Extracted data entries
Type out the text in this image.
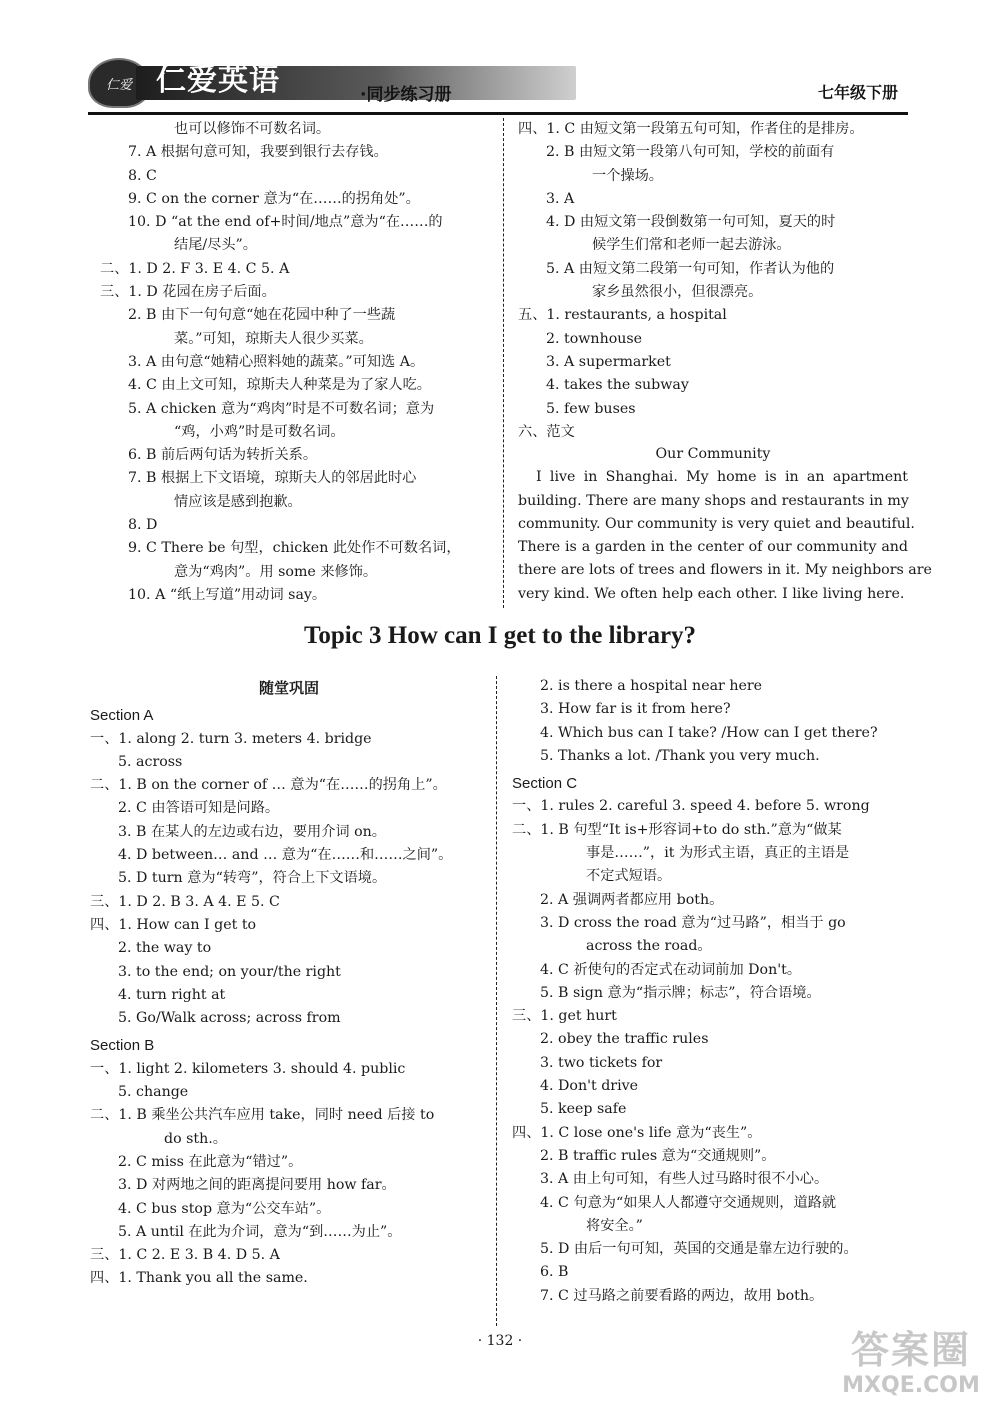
仁爱 仁爱英语	·同步练习册	七年级下册
也可以修饰不可数名词。
7. A 根据句意可知，我要到银行去存钱。
8. C
9. C on the corner 意为“在……的拐角处”。
10. D “at the end of+时间/地点”意为“在……的
结尾/尽头”。
二、1. D 2. F 3. E 4. C 5. A
三、1. D 花园在房子后面。
2. B 由下一句句意“她在花园中种了一些蔬
菜。”可知，琼斯夫人很少买菜。
3. A 由句意“她精心照料她的蔬菜。”可知选 A。
4. C 由上文可知，琼斯夫人种菜是为了家人吃。
5. A chicken 意为“鸡肉”时是不可数名词；意为
“鸡，小鸡”时是可数名词。
6. B 前后两句话为转折关系。
7. B 根据上下文语境，琼斯夫人的邻居此时心
情应该是感到抱歉。
8. D
9. C There be 句型，chicken 此处作不可数名词，
意为“鸡肉”。用 some 来修饰。
10. A “纸上写道”用动词 say。
四、1. C 由短文第一段第五句可知，作者住的是排房。
2. B 由短文第一段第八句可知，学校的前面有
一个操场。
3. A
4. D 由短文第一段倒数第一句可知，夏天的时
候学生们常和老师一起去游泳。
5. A 由短文第二段第一句可知，作者认为他的
家乡虽然很小，但很漂亮。
五、1. restaurants, a hospital
2. townhouse
3. A supermarket
4. takes the subway
5. few buses
六、范文
Our Community
I live in Shanghai. My home is in an apartment
building. There are many shops and restaurants in my
community. Our community is very quiet and beautiful.
There is a garden in the center of our community and
there are lots of trees and flowers in it. My neighbors are
very kind. We often help each other. I like living here.
Topic 3 How can I get to the library?
随堂巩固
Section A
一、1. along 2. turn 3. meters 4. bridge
5. across
二、1. B on the corner of … 意为“在……的拐角上”。
2. C 由答语可知是问路。
3. B 在某人的左边或右边，要用介词 on。
4. D between… and … 意为“在……和……之间”。
5. D turn 意为“转弯”，符合上下文语境。
三、1. D 2. B 3. A 4. E 5. C
四、1. How can I get to
2. the way to
3. to the end; on your/the right
4. turn right at
5. Go/Walk across; across from
Section B
一、1. light 2. kilometers 3. should 4. public
5. change
二、1. B 乘坐公共汽车应用 take，同时 need 后接 to
do sth.。
2. C miss 在此意为“错过”。
3. D 对两地之间的距离提问要用 how far。
4. C bus stop 意为“公交车站”。
5. A until 在此为介词，意为“到……为止”。
三、1. C 2. E 3. B 4. D 5. A
四、1. Thank you all the same.
2. is there a hospital near here
3. How far is it from here?
4. Which bus can I take? /How can I get there?
5. Thanks a lot. /Thank you very much.
Section C
一、1. rules 2. careful 3. speed 4. before 5. wrong
二、1. B 句型“It is+形容词+to do sth.”意为“做某
事是……”，it 为形式主语，真正的主语是
不定式短语。
2. A 强调两者都应用 both。
3. D cross the road 意为“过马路”，相当于 go
across the road。
4. C 祈使句的否定式在动词前加 Don't。
5. B sign 意为“指示牌；标志”，符合语境。
三、1. get hurt
2. obey the traffic rules
3. two tickets for
4. Don't drive
5. keep safe
四、1. C lose one's life 意为“丧生”。
2. B traffic rules 意为“交通规则”。
3. A 由上句可知，有些人过马路时很不小心。
4. C 句意为“如果人人都遵守交通规则，道路就
将安全。”
5. D 由后一句可知，英国的交通是靠左边行驶的。
6. B
7. C 过马路之前要看路的两边，故用 both。
· 132 ·	答案圈
MXQE.COM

* [DIRECTIVE]:
Images should not appear in the copy; retype the listing above exactly.

* [TASK OUTPUT]:
Type out the text in this image.
仁爱 仁爱英语	·同步练习册	七年级下册
也可以修饰不可数名词。
7. A 根据句意可知，我要到银行去存钱。
8. C
9. C on the corner 意为“在……的拐角处”。
10. D “at the end of+时间/地点”意为“在……的
结尾/尽头”。
二、1. D 2. F 3. E 4. C 5. A
三、1. D 花园在房子后面。
2. B 由下一句句意“她在花园中种了一些蔬
菜。”可知，琼斯夫人很少买菜。
3. A 由句意“她精心照料她的蔬菜。”可知选 A。
4. C 由上文可知，琼斯夫人种菜是为了家人吃。
5. A chicken 意为“鸡肉”时是不可数名词；意为
“鸡，小鸡”时是可数名词。
6. B 前后两句话为转折关系。
7. B 根据上下文语境，琼斯夫人的邻居此时心
情应该是感到抱歉。
8. D
9. C There be 句型，chicken 此处作不可数名词，
意为“鸡肉”。用 some 来修饰。
10. A “纸上写道”用动词 say。
四、1. C 由短文第一段第五句可知，作者住的是排房。
2. B 由短文第一段第八句可知，学校的前面有
一个操场。
3. A
4. D 由短文第一段倒数第一句可知，夏天的时
候学生们常和老师一起去游泳。
5. A 由短文第二段第一句可知，作者认为他的
家乡虽然很小，但很漂亮。
五、1. restaurants, a hospital
2. townhouse
3. A supermarket
4. takes the subway
5. few buses
六、范文
Our Community
I live in Shanghai. My home is in an apartment
building. There are many shops and restaurants in my
community. Our community is very quiet and beautiful.
There is a garden in the center of our community and
there are lots of trees and flowers in it. My neighbors are
very kind. We often help each other. I like living here.
Topic 3 How can I get to the library?
随堂巩固
Section A
一、1. along 2. turn 3. meters 4. bridge
5. across
二、1. B on the corner of … 意为“在……的拐角上”。
2. C 由答语可知是问路。
3. B 在某人的左边或右边，要用介词 on。
4. D between… and … 意为“在……和……之间”。
5. D turn 意为“转弯”，符合上下文语境。
三、1. D 2. B 3. A 4. E 5. C
四、1. How can I get to
2. the way to
3. to the end; on your/the right
4. turn right at
5. Go/Walk across; across from
Section B
一、1. light 2. kilometers 3. should 4. public
5. change
二、1. B 乘坐公共汽车应用 take，同时 need 后接 to
do sth.。
2. C miss 在此意为“错过”。
3. D 对两地之间的距离提问要用 how far。
4. C bus stop 意为“公交车站”。
5. A until 在此为介词，意为“到……为止”。
三、1. C 2. E 3. B 4. D 5. A
四、1. Thank you all the same.
2. is there a hospital near here
3. How far is it from here?
4. Which bus can I take? /How can I get there?
5. Thanks a lot. /Thank you very much.
Section C
一、1. rules 2. careful 3. speed 4. before 5. wrong
二、1. B 句型“It is+形容词+to do sth.”意为“做某
事是……”，it 为形式主语，真正的主语是
不定式短语。
2. A 强调两者都应用 both。
3. D cross the road 意为“过马路”，相当于 go
across the road。
4. C 祈使句的否定式在动词前加 Don't。
5. B sign 意为“指示牌；标志”，符合语境。
三、1. get hurt
2. obey the traffic rules
3. two tickets for
4. Don't drive
5. keep safe
四、1. C lose one's life 意为“丧生”。
2. B traffic rules 意为“交通规则”。
3. A 由上句可知，有些人过马路时很不小心。
4. C 句意为“如果人人都遵守交通规则，道路就
将安全。”
5. D 由后一句可知，英国的交通是靠左边行驶的。
6. B
7. C 过马路之前要看路的两边，故用 both。
· 132 ·	答案圈
MXQE.COM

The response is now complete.